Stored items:
********

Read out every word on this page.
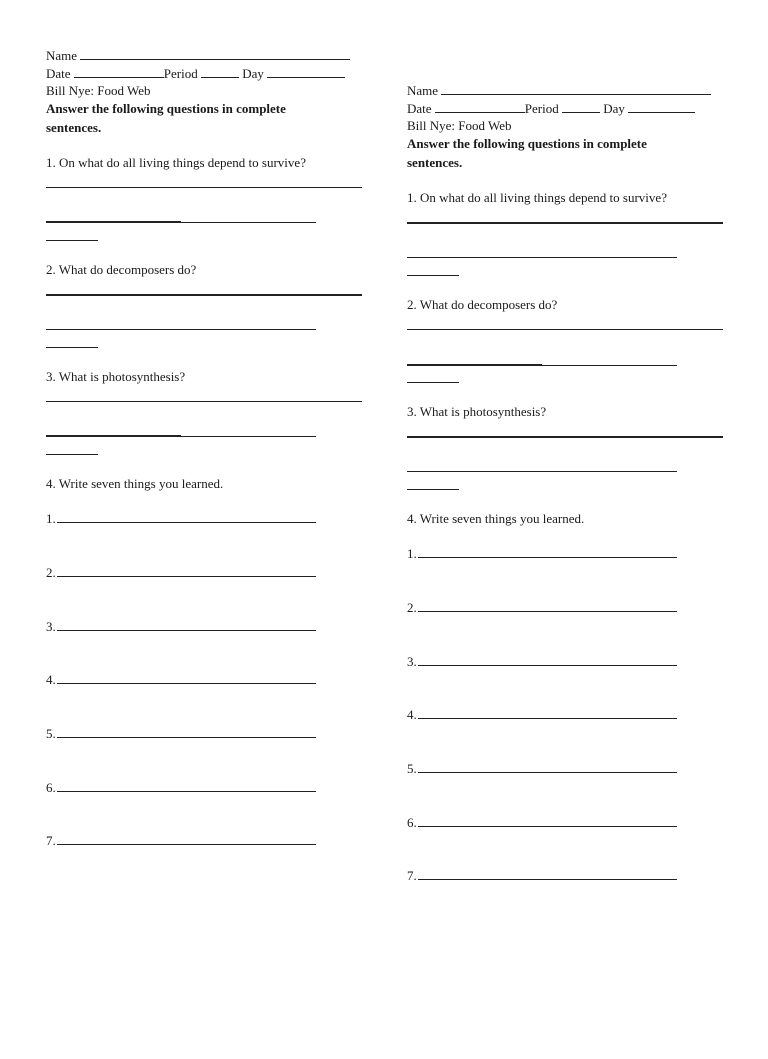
Name
Date	Period	Day
Bill Nye: Food Web
Answer the following questions in complete
sentences.
1. On what do all living things depend to survive?
2. What do decomposers do?
3. What is photosynthesis?
4. Write seven things you learned.
1.
2.
3.
4.
5.
6.
7.
Name
Date	Period	Day
Bill Nye: Food Web
Answer the following questions in complete
sentences.
1. On what do all living things depend to survive?
2. What do decomposers do?
3. What is photosynthesis?
4. Write seven things you learned.
1.
2.
3.
4.
5.
6.
7.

********

Exercise objective - Reproduce all the entries that precede this task, word for word, minus any pictures.

Solution to the problem -
Read out every word on this page.
Name
Date	Period	Day
Bill Nye: Food Web
Answer the following questions in complete
sentences.
1. On what do all living things depend to survive?
2. What do decomposers do?
3. What is photosynthesis?
4. Write seven things you learned.
1.
2.
3.
4.
5.
6.
7.
Name
Date	Period	Day
Bill Nye: Food Web
Answer the following questions in complete
sentences.
1. On what do all living things depend to survive?
2. What do decomposers do?
3. What is photosynthesis?
4. Write seven things you learned.
1.
2.
3.
4.
5.
6.
7.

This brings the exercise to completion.